** START Extracted data **
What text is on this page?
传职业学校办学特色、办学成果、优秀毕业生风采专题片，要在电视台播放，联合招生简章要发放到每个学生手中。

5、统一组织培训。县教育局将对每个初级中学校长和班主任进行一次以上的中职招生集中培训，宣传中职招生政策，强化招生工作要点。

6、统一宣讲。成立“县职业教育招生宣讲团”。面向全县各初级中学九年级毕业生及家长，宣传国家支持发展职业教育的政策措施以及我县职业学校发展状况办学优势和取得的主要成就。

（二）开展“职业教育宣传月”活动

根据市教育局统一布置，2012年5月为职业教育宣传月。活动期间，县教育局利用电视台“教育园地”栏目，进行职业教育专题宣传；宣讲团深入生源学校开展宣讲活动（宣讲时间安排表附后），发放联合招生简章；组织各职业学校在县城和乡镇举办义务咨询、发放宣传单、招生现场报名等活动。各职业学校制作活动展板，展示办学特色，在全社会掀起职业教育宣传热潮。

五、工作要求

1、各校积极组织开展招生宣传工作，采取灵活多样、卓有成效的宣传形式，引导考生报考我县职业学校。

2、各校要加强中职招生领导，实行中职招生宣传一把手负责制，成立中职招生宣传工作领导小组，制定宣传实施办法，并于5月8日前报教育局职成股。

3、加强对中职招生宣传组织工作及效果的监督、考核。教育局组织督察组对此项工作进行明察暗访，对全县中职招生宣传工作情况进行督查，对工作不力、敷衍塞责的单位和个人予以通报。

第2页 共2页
** END Extracted data **
** START Extracted data **
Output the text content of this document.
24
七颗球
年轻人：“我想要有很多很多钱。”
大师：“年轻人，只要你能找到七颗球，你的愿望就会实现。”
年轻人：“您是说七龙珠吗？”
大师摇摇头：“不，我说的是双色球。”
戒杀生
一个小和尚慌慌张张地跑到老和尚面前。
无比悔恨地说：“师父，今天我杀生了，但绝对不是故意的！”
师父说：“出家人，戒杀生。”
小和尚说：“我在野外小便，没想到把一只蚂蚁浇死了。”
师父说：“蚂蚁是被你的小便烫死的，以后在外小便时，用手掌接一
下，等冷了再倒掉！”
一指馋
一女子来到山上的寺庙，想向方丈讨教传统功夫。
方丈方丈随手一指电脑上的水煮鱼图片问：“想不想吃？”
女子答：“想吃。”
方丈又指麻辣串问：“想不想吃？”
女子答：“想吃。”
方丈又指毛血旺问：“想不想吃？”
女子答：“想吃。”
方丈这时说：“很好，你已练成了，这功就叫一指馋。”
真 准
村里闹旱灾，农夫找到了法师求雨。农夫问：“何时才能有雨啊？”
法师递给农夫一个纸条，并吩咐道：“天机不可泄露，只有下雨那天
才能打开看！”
** END Extracted data **
Go over the records above line by line and count those holding the word "this". Reply only with the number.

2